REQUIRED WORK
Determine how many lines of the material hold the string "median" and reply with only that number.

DATA EXCERPTS
• • • • •
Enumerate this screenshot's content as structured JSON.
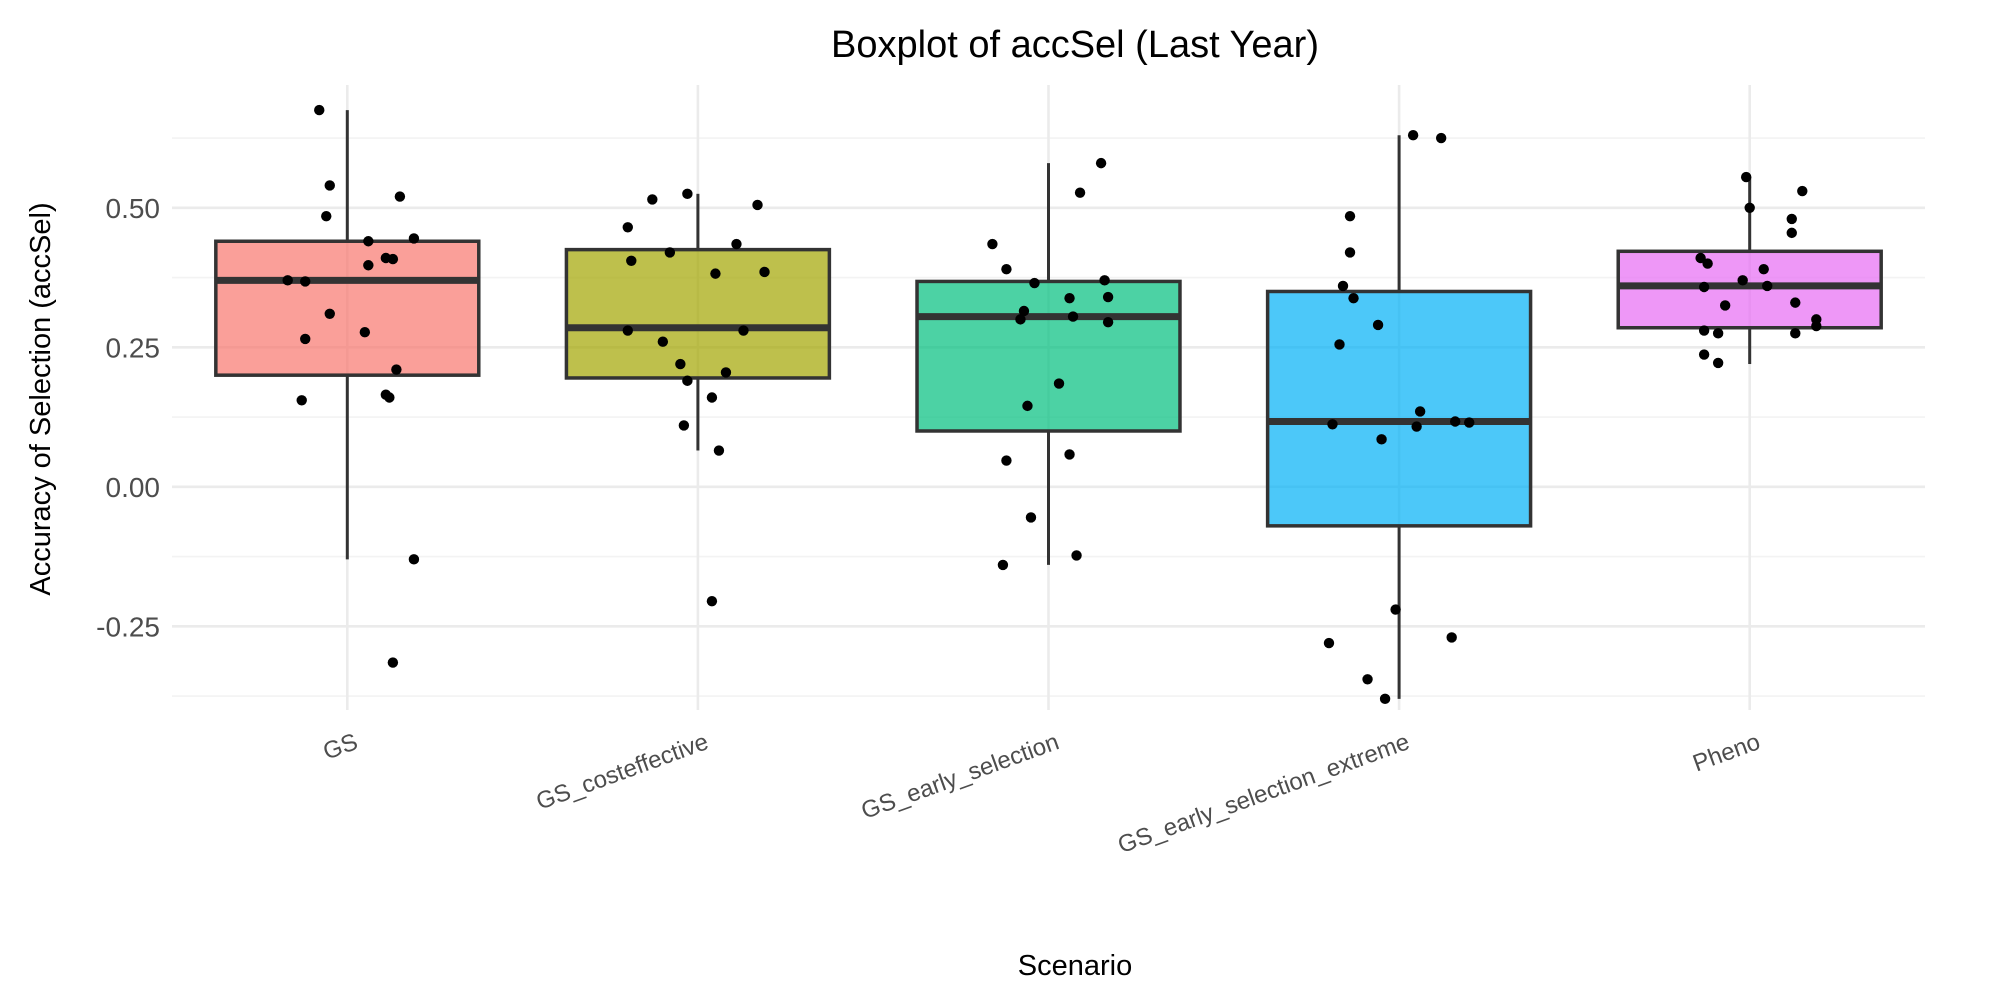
{
  "chart_data": {
    "type": "boxplot",
    "title": "Boxplot of accSel (Last Year)",
    "xlabel": "Scenario",
    "ylabel": "Accuracy of Selection (accSel)",
    "ylim": [
      -0.4,
      0.72
    ],
    "yticks": [
      -0.25,
      0.0,
      0.25,
      0.5
    ],
    "ytick_labels": [
      "-0.25",
      "0.00",
      "0.25",
      "0.50"
    ],
    "grid": true,
    "legend": "none",
    "categories": [
      "GS",
      "GS_costeffective",
      "GS_early_selection",
      "GS_early_selection_extreme",
      "Pheno"
    ],
    "colors": [
      "#F8766D",
      "#A3A500",
      "#00BF7D",
      "#00B0F6",
      "#E76BF3"
    ],
    "boxes": [
      {
        "q1": 0.2,
        "median": 0.37,
        "q3": 0.44,
        "lower": -0.13,
        "upper": 0.675
      },
      {
        "q1": 0.195,
        "median": 0.285,
        "q3": 0.425,
        "lower": 0.065,
        "upper": 0.525
      },
      {
        "q1": 0.1,
        "median": 0.305,
        "q3": 0.368,
        "lower": -0.14,
        "upper": 0.58
      },
      {
        "q1": -0.07,
        "median": 0.117,
        "q3": 0.35,
        "lower": -0.38,
        "upper": 0.63
      },
      {
        "q1": 0.285,
        "median": 0.36,
        "q3": 0.422,
        "lower": 0.22,
        "upper": 0.555
      }
    ],
    "points": [
      {
        "category": 0,
        "values": [
          0.675,
          0.54,
          0.485,
          0.52,
          0.445,
          0.44,
          0.41,
          0.408,
          0.397,
          0.37,
          0.368,
          0.31,
          0.277,
          0.265,
          0.21,
          0.165,
          0.16,
          0.155,
          -0.13,
          -0.315
        ],
        "jitter": [
          -0.08,
          -0.05,
          -0.06,
          0.15,
          0.19,
          0.06,
          0.11,
          0.13,
          0.06,
          -0.17,
          -0.12,
          -0.05,
          0.05,
          -0.12,
          0.14,
          0.11,
          0.12,
          -0.13,
          0.19,
          0.13
        ]
      },
      {
        "category": 1,
        "values": [
          0.525,
          0.515,
          0.505,
          0.465,
          0.435,
          0.42,
          0.405,
          0.385,
          0.382,
          0.28,
          0.28,
          0.26,
          0.22,
          0.205,
          0.19,
          0.16,
          0.11,
          0.065,
          -0.205
        ],
        "jitter": [
          -0.03,
          -0.13,
          0.17,
          -0.2,
          0.11,
          -0.08,
          -0.19,
          0.19,
          0.05,
          0.13,
          -0.2,
          -0.1,
          -0.05,
          0.08,
          -0.03,
          0.04,
          -0.04,
          0.06,
          0.04
        ]
      },
      {
        "category": 2,
        "values": [
          0.58,
          0.527,
          0.435,
          0.39,
          0.37,
          0.365,
          0.34,
          0.338,
          0.315,
          0.305,
          0.3,
          0.295,
          0.185,
          0.145,
          0.058,
          0.047,
          -0.055,
          -0.123,
          -0.14
        ],
        "jitter": [
          0.15,
          0.09,
          -0.16,
          -0.12,
          0.16,
          -0.04,
          0.17,
          0.06,
          -0.07,
          0.07,
          -0.08,
          0.17,
          0.03,
          -0.06,
          0.06,
          -0.12,
          -0.05,
          0.08,
          -0.13
        ]
      },
      {
        "category": 3,
        "values": [
          0.63,
          0.625,
          0.485,
          0.42,
          0.36,
          0.338,
          0.29,
          0.255,
          0.135,
          0.117,
          0.115,
          0.112,
          0.108,
          0.085,
          -0.22,
          -0.27,
          -0.28,
          -0.345,
          -0.38
        ],
        "jitter": [
          0.04,
          0.12,
          -0.14,
          -0.14,
          -0.16,
          -0.13,
          -0.06,
          -0.17,
          0.06,
          0.16,
          0.2,
          -0.19,
          0.05,
          -0.05,
          -0.01,
          0.15,
          -0.2,
          -0.09,
          -0.04
        ]
      },
      {
        "category": 4,
        "values": [
          0.555,
          0.53,
          0.5,
          0.48,
          0.455,
          0.41,
          0.4,
          0.39,
          0.37,
          0.36,
          0.358,
          0.33,
          0.325,
          0.3,
          0.288,
          0.28,
          0.275,
          0.275,
          0.237,
          0.222
        ],
        "jitter": [
          -0.01,
          0.15,
          0.0,
          0.12,
          0.12,
          -0.14,
          -0.12,
          0.04,
          -0.02,
          0.05,
          -0.13,
          0.13,
          -0.07,
          0.19,
          0.19,
          -0.13,
          -0.09,
          0.13,
          -0.13,
          -0.09
        ]
      }
    ]
  }
}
• • • • •
FINAL ANSWER
5